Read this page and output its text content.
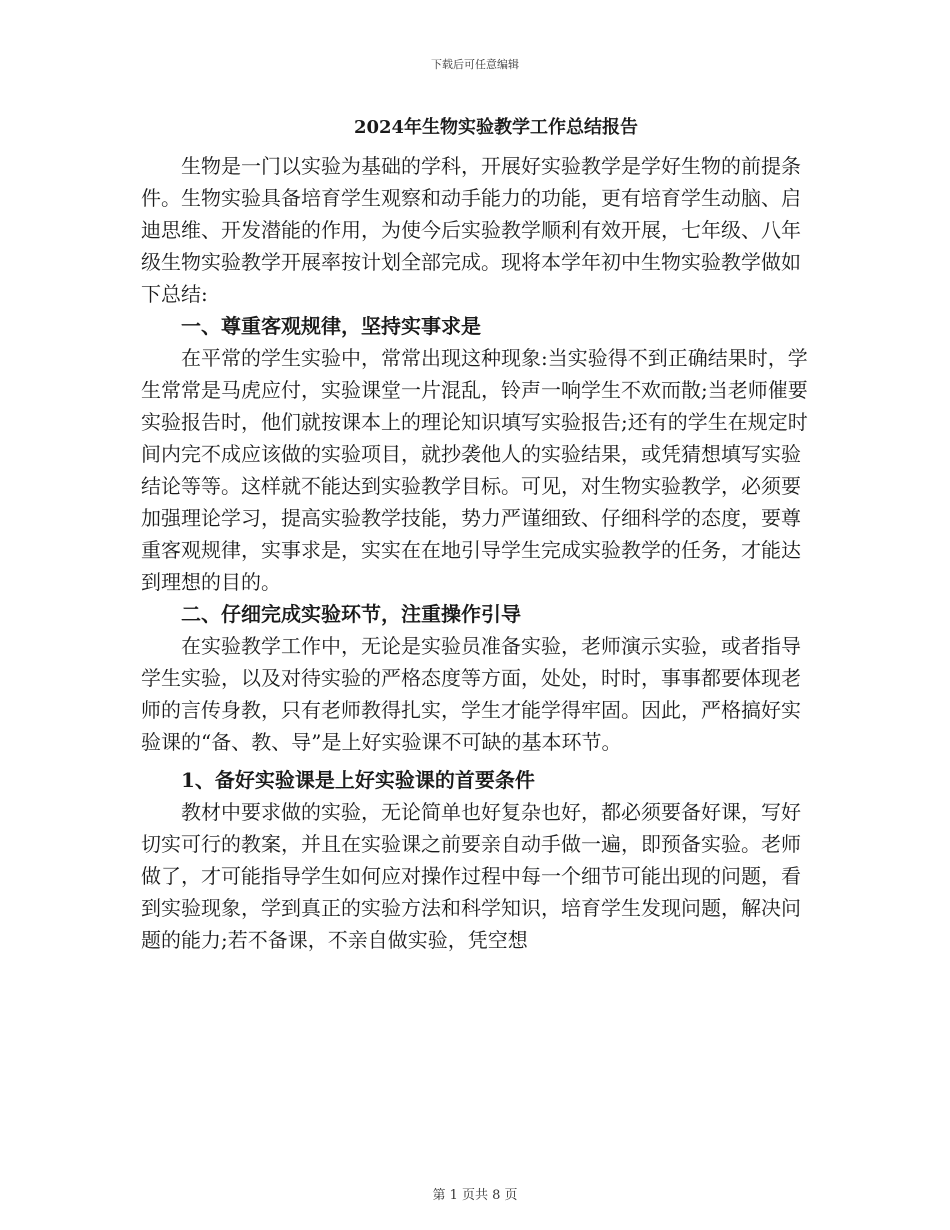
下载后可任意编辑

2024年生物实验教学工作总结报告

生物是一门以实验为基础的学科，开展好实验教学是学好生物的前提条件。生物实验具备培育学生观察和动手能力的功能，更有培育学生动脑、启迪思维、开发潜能的作用，为使今后实验教学顺利有效开展，七年级、八年级生物实验教学开展率按计划全部完成。现将本学年初中生物实验教学做如下总结:

一、尊重客观规律，坚持实事求是

在平常的学生实验中，常常出现这种现象:当实验得不到正确结果时，学生常常是马虎应付，实验课堂一片混乱，铃声一响学生不欢而散;当老师催要实验报告时，他们就按课本上的理论知识填写实验报告;还有的学生在规定时间内完不成应该做的实验项目，就抄袭他人的实验结果，或凭猜想填写实验结论等等。这样就不能达到实验教学目标。可见，对生物实验教学，必须要加强理论学习，提高实验教学技能，势力严谨细致、仔细科学的态度，要尊重客观规律，实事求是，实实在在地引导学生完成实验教学的任务，才能达到理想的目的。

二、仔细完成实验环节，注重操作引导

在实验教学工作中，无论是实验员准备实验，老师演示实验，或者指导学生实验，以及对待实验的严格态度等方面，处处，时时，事事都要体现老师的言传身教，只有老师教得扎实，学生才能学得牢固。因此，严格搞好实验课的“备、教、导”是上好实验课不可缺的基本环节。

1、备好实验课是上好实验课的首要条件

教材中要求做的实验，无论简单也好复杂也好，都必须要备好课，写好切实可行的教案，并且在实验课之前要亲自动手做一遍，即预备实验。老师做了，才可能指导学生如何应对操作过程中每一个细节可能出现的问题，看到实验现象，学到真正的实验方法和科学知识，培育学生发现问题，解决问题的能力;若不备课，不亲自做实验，凭空想

第 1 页共 8 页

·····

#### Given task
Repeat the listing above exactly, with no pictures.

#### Result
Read this page and output its text content.
下载后可任意编辑

2024年生物实验教学工作总结报告

生物是一门以实验为基础的学科，开展好实验教学是学好生物的前提条件。生物实验具备培育学生观察和动手能力的功能，更有培育学生动脑、启迪思维、开发潜能的作用，为使今后实验教学顺利有效开展，七年级、八年级生物实验教学开展率按计划全部完成。现将本学年初中生物实验教学做如下总结:

一、尊重客观规律，坚持实事求是

在平常的学生实验中，常常出现这种现象:当实验得不到正确结果时，学生常常是马虎应付，实验课堂一片混乱，铃声一响学生不欢而散;当老师催要实验报告时，他们就按课本上的理论知识填写实验报告;还有的学生在规定时间内完不成应该做的实验项目，就抄袭他人的实验结果，或凭猜想填写实验结论等等。这样就不能达到实验教学目标。可见，对生物实验教学，必须要加强理论学习，提高实验教学技能，势力严谨细致、仔细科学的态度，要尊重客观规律，实事求是，实实在在地引导学生完成实验教学的任务，才能达到理想的目的。

二、仔细完成实验环节，注重操作引导

在实验教学工作中，无论是实验员准备实验，老师演示实验，或者指导学生实验，以及对待实验的严格态度等方面，处处，时时，事事都要体现老师的言传身教，只有老师教得扎实，学生才能学得牢固。因此，严格搞好实验课的“备、教、导”是上好实验课不可缺的基本环节。

1、备好实验课是上好实验课的首要条件

教材中要求做的实验，无论简单也好复杂也好，都必须要备好课，写好切实可行的教案，并且在实验课之前要亲自动手做一遍，即预备实验。老师做了，才可能指导学生如何应对操作过程中每一个细节可能出现的问题，看到实验现象，学到真正的实验方法和科学知识，培育学生发现问题，解决问题的能力;若不备课，不亲自做实验，凭空想

第 1 页共 8 页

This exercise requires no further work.